CHALLENGE — Every record that follows should be printed verbatim.

____________________

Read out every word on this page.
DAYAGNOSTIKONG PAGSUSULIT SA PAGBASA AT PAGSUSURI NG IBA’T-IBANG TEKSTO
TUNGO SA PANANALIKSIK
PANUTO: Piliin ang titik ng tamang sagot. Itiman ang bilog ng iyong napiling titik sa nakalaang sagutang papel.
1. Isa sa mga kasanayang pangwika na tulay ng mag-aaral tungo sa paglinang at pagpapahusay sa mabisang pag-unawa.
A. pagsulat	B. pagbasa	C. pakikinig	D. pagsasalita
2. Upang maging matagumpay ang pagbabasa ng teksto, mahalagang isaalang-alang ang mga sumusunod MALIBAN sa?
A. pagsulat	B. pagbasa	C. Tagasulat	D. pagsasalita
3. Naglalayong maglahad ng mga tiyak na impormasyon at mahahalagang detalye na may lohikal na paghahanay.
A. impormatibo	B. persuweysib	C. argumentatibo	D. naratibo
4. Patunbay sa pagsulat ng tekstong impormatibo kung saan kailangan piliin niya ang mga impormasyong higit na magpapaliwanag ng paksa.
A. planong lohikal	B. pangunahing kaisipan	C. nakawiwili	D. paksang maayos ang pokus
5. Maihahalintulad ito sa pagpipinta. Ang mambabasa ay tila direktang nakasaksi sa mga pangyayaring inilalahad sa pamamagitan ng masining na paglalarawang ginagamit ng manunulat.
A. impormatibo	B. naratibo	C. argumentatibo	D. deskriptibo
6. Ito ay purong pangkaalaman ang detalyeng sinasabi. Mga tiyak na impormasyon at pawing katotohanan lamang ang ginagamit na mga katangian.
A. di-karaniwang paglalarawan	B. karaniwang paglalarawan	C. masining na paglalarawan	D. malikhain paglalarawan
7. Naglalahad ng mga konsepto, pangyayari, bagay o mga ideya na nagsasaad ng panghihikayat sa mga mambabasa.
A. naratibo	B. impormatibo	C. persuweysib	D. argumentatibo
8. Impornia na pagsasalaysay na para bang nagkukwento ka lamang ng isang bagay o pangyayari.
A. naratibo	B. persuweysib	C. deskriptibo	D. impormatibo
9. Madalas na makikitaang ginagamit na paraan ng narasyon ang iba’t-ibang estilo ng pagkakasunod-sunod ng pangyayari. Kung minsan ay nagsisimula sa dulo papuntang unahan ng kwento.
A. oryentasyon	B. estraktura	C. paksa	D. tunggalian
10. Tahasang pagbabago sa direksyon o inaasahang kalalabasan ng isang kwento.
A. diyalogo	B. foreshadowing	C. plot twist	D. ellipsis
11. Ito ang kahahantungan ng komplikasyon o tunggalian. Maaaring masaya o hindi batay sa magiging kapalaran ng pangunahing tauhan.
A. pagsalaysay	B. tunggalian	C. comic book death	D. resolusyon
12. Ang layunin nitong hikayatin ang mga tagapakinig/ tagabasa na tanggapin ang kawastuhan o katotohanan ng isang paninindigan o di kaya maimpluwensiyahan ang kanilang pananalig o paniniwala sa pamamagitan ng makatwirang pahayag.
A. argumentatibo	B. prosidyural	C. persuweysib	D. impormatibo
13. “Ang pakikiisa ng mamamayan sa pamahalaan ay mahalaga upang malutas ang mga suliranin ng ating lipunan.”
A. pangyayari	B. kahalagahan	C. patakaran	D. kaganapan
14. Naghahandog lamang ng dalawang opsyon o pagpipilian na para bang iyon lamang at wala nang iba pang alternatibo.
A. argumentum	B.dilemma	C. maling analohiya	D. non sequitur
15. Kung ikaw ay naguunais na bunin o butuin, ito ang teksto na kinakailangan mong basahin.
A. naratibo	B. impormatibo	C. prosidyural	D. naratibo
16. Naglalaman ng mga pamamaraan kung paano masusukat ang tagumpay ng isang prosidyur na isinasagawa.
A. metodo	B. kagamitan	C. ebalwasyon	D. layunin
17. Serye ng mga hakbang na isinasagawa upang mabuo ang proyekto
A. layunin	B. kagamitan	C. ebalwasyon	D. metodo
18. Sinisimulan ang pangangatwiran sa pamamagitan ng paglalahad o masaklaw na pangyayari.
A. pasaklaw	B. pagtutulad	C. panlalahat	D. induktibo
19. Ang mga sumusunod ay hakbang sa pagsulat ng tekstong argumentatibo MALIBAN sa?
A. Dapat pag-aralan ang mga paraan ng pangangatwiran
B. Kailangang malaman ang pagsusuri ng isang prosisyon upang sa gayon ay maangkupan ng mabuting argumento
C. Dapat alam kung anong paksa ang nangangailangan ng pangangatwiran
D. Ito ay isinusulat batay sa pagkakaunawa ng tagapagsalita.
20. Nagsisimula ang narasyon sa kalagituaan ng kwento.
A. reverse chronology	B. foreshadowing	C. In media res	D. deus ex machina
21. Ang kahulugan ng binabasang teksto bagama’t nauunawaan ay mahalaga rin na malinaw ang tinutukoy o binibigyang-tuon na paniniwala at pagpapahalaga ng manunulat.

____________________

COMPLETED TASK —
Read out every word on this page.
DAYAGNOSTIKONG PAGSUSULIT SA PAGBASA AT PAGSUSURI NG IBA’T-IBANG TEKSTO
TUNGO SA PANANALIKSIK
PANUTO: Piliin ang titik ng tamang sagot. Itiman ang bilog ng iyong napiling titik sa nakalaang sagutang papel.
1. Isa sa mga kasanayang pangwika na tulay ng mag-aaral tungo sa paglinang at pagpapahusay sa mabisang pag-unawa.
A. pagsulat	B. pagbasa	C. pakikinig	D. pagsasalita
2. Upang maging matagumpay ang pagbabasa ng teksto, mahalagang isaalang-alang ang mga sumusunod MALIBAN sa?
A. pagsulat	B. pagbasa	C. Tagasulat	D. pagsasalita
3. Naglalayong maglahad ng mga tiyak na impormasyon at mahahalagang detalye na may lohikal na paghahanay.
A. impormatibo	B. persuweysib	C. argumentatibo	D. naratibo
4. Patunbay sa pagsulat ng tekstong impormatibo kung saan kailangan piliin niya ang mga impormasyong higit na magpapaliwanag ng paksa.
A. planong lohikal	B. pangunahing kaisipan	C. nakawiwili	D. paksang maayos ang pokus
5. Maihahalintulad ito sa pagpipinta. Ang mambabasa ay tila direktang nakasaksi sa mga pangyayaring inilalahad sa pamamagitan ng masining na paglalarawang ginagamit ng manunulat.
A. impormatibo	B. naratibo	C. argumentatibo	D. deskriptibo
6. Ito ay purong pangkaalaman ang detalyeng sinasabi. Mga tiyak na impormasyon at pawing katotohanan lamang ang ginagamit na mga katangian.
A. di-karaniwang paglalarawan	B. karaniwang paglalarawan	C. masining na paglalarawan	D. malikhain paglalarawan
7. Naglalahad ng mga konsepto, pangyayari, bagay o mga ideya na nagsasaad ng panghihikayat sa mga mambabasa.
A. naratibo	B. impormatibo	C. persuweysib	D. argumentatibo
8. Impornia na pagsasalaysay na para bang nagkukwento ka lamang ng isang bagay o pangyayari.
A. naratibo	B. persuweysib	C. deskriptibo	D. impormatibo
9. Madalas na makikitaang ginagamit na paraan ng narasyon ang iba’t-ibang estilo ng pagkakasunod-sunod ng pangyayari. Kung minsan ay nagsisimula sa dulo papuntang unahan ng kwento.
A. oryentasyon	B. estraktura	C. paksa	D. tunggalian
10. Tahasang pagbabago sa direksyon o inaasahang kalalabasan ng isang kwento.
A. diyalogo	B. foreshadowing	C. plot twist	D. ellipsis
11. Ito ang kahahantungan ng komplikasyon o tunggalian. Maaaring masaya o hindi batay sa magiging kapalaran ng pangunahing tauhan.
A. pagsalaysay	B. tunggalian	C. comic book death	D. resolusyon
12. Ang layunin nitong hikayatin ang mga tagapakinig/ tagabasa na tanggapin ang kawastuhan o katotohanan ng isang paninindigan o di kaya maimpluwensiyahan ang kanilang pananalig o paniniwala sa pamamagitan ng makatwirang pahayag.
A. argumentatibo	B. prosidyural	C. persuweysib	D. impormatibo
13. “Ang pakikiisa ng mamamayan sa pamahalaan ay mahalaga upang malutas ang mga suliranin ng ating lipunan.”
A. pangyayari	B. kahalagahan	C. patakaran	D. kaganapan
14. Naghahandog lamang ng dalawang opsyon o pagpipilian na para bang iyon lamang at wala nang iba pang alternatibo.
A. argumentum	B.dilemma	C. maling analohiya	D. non sequitur
15. Kung ikaw ay naguunais na bunin o butuin, ito ang teksto na kinakailangan mong basahin.
A. naratibo	B. impormatibo	C. prosidyural	D. naratibo
16. Naglalaman ng mga pamamaraan kung paano masusukat ang tagumpay ng isang prosidyur na isinasagawa.
A. metodo	B. kagamitan	C. ebalwasyon	D. layunin
17. Serye ng mga hakbang na isinasagawa upang mabuo ang proyekto
A. layunin	B. kagamitan	C. ebalwasyon	D. metodo
18. Sinisimulan ang pangangatwiran sa pamamagitan ng paglalahad o masaklaw na pangyayari.
A. pasaklaw	B. pagtutulad	C. panlalahat	D. induktibo
19. Ang mga sumusunod ay hakbang sa pagsulat ng tekstong argumentatibo MALIBAN sa?
A. Dapat pag-aralan ang mga paraan ng pangangatwiran
B. Kailangang malaman ang pagsusuri ng isang prosisyon upang sa gayon ay maangkupan ng mabuting argumento
C. Dapat alam kung anong paksa ang nangangailangan ng pangangatwiran
D. Ito ay isinusulat batay sa pagkakaunawa ng tagapagsalita.
20. Nagsisimula ang narasyon sa kalagituaan ng kwento.
A. reverse chronology	B. foreshadowing	C. In media res	D. deus ex machina
21. Ang kahulugan ng binabasang teksto bagama’t nauunawaan ay mahalaga rin na malinaw ang tinutukoy o binibigyang-tuon na paniniwala at pagpapahalaga ng manunulat.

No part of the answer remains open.